— start of INPUT DATA —

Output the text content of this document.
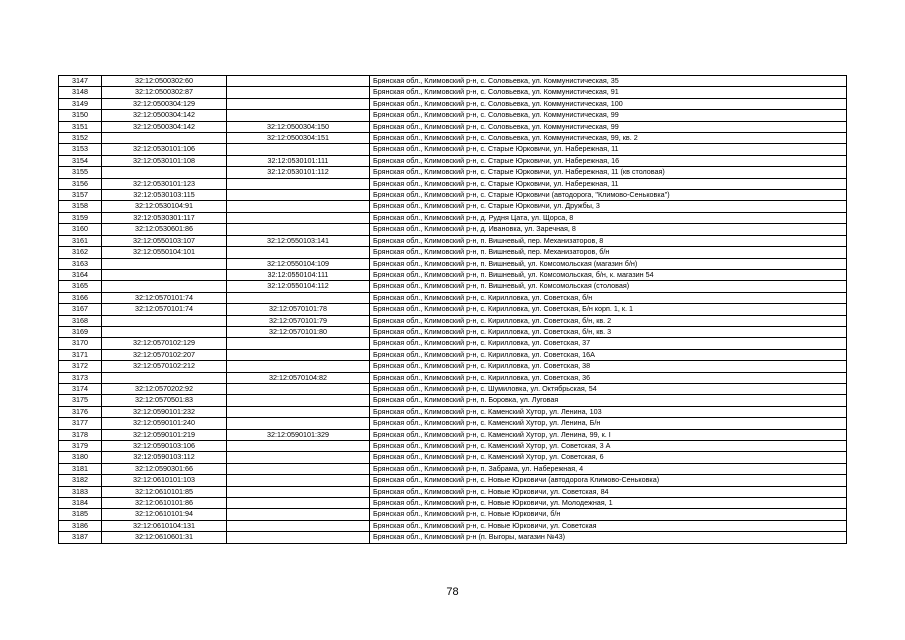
3147	32:12:0500302:60		Брянская обл., Климовский р-н, с. Соловьевка, ул. Коммунистическая, 35
3148	32:12:0500302:87		Брянская обл., Климовский р-н, с. Соловьевка, ул. Коммунистическая, 91
3149	32:12:0500304:129		Брянская обл., Климовский р-н, с. Соловьевка, ул. Коммунистическая, 100
3150	32:12:0500304:142		Брянская обл., Климовский р-н, с. Соловьевка, ул. Коммунистическая, 99
3151	32:12:0500304:142	32:12:0500304:150	Брянская обл., Климовский р-н, с. Соловьевка, ул. Коммунистическая, 99
3152		32:12:0500304:151	Брянская обл., Климовский р-н, с. Соловьевка, ул. Коммунистическая, 99, кв. 2
3153	32:12:0530101:106		Брянская обл., Климовский р-н, с. Старые Юрковичи, ул. Набережная, 11
3154	32:12:0530101:108	32:12:0530101:111	Брянская обл., Климовский р-н, с. Старые Юрковичи, ул. Набережная, 16
3155		32:12:0530101:112	Брянская обл., Климовский р-н, с. Старые Юрковичи, ул. Набережная, 11 (кв столовая)
3156	32:12:0530101:123		Брянская обл., Климовский р-н, с. Старые Юрковичи, ул. Набережная, 11
3157	32:12:0530103:115		Брянская обл., Климовский р-н, с. Старые Юрковичи (автодорога, "Климово-Сеньковка")
3158	32:12:0530104:91		Брянская обл., Климовский р-н, с. Старые Юрковичи, ул. Дружбы, 3
3159	32:12:0530301:117		Брянская обл., Климовский р-н, д. Рудня Цата, ул. Щорса, 8
3160	32:12:0530601:86		Брянская обл., Климовский р-н, д. Ивановка, ул. Заречная, 8
3161	32:12:0550103:107	32:12:0550103:141	Брянская обл., Климовский р-н, п. Вишневый, пер. Механизаторов, 8
3162	32:12:0550104:101		Брянская обл., Климовский р-н, п. Вишневый, пер. Механизаторов, б/н
3163		32:12:0550104:109	Брянская обл., Климовский р-н, п. Вишневый, ул. Комсомольская (магазин б/н)
3164		32:12:0550104:111	Брянская обл., Климовский р-н, п. Вишневый, ул. Комсомольская, б/н, к. магазин 54
3165		32:12:0550104:112	Брянская обл., Климовский р-н, п. Вишневый, ул. Комсомольская (столовая)
3166	32:12:0570101:74		Брянская обл., Климовский р-н, с. Кирилловка, ул. Советская, б/н
3167	32:12:0570101:74	32:12:0570101:78	Брянская обл., Климовский р-н, с. Кирилловка, ул. Советская, Б/н корп. 1, к. 1
3168		32:12:0570101:79	Брянская обл., Климовский р-н, с. Кирилловка, ул. Советская, б/н, кв. 2
3169		32:12:0570101:80	Брянская обл., Климовский р-н, с. Кирилловка, ул. Советская, б/н, кв. 3
3170	32:12:0570102:129		Брянская обл., Климовский р-н, с. Кирилловка, ул. Советская, 37
3171	32:12:0570102:207		Брянская обл., Климовский р-н, с. Кирилловка, ул. Советская, 16А
3172	32:12:0570102:212		Брянская обл., Климовский р-н, с. Кирилловка, ул. Советская, 38
3173		32:12:0570104:82	Брянская обл., Климовский р-н, с. Кирилловка, ул. Советская, 36
3174	32:12:0570202:92		Брянская обл., Климовский р-н, с. Шумиловка, ул. Октябрьская, 54
3175	32:12:0570501:83		Брянская обл., Климовский р-н, п. Боровка, ул. Луговая
3176	32:12:0590101:232		Брянская обл., Климовский р-н, с. Каменский Хутор, ул. Ленина, 103
3177	32:12:0590101:240		Брянская обл., Климовский р-н, с. Каменский Хутор, ул. Ленина, Б/н
3178	32:12:0590101:219	32:12:0590101:329	Брянская обл., Климовский р-н, с. Каменский Хутор, ул. Ленина, 99, к. I
3179	32:12:0590103:106		Брянская обл., Климовский р-н, с. Каменский Хутор, ул. Советская, 3 А
3180	32:12:0590103:112		Брянская обл., Климовский р-н, с. Каменский Хутор, ул. Советская, 6
3181	32:12:0590301:66		Брянская обл., Климовский р-н, п. Забрама, ул. Набережная, 4
3182	32:12:0610101:103		Брянская обл., Климовский р-н, с. Новые Юрковичи (автодорога Климово-Сеньковка)
3183	32:12:0610101:85		Брянская обл., Климовский р-н, с. Новые Юрковичи, ул. Советская, 84
3184	32:12:0610101:86		Брянская обл., Климовский р-н, с. Новые Юрковичи, ул. Молодежная, 1
3185	32:12:0610101:94		Брянская обл., Климовский р-н, с. Новые Юрковичи, б/н
3186	32:12:0610104:131		Брянская обл., Климовский р-н, с. Новые Юрковичи, ул. Советская
3187	32:12:0610601:31		Брянская обл., Климовский р-н (п. Выгоры, магазин №43)
78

— end of INPUT DATA —

WORK TO BE COMPLETED — Go through the entries above and pull out each line with "Комсомольская" in it.

RESULT OF THE EXERCISE —
3163		32:12:0550104:109	Брянская обл., Климовский р-н, п. Вишневый, ул. Комсомольская (магазин б/н)
3164		32:12:0550104:111	Брянская обл., Климовский р-н, п. Вишневый, ул. Комсомольская, б/н, к. магазин 54
3165		32:12:0550104:112	Брянская обл., Климовский р-н, п. Вишневый, ул. Комсомольская (столовая)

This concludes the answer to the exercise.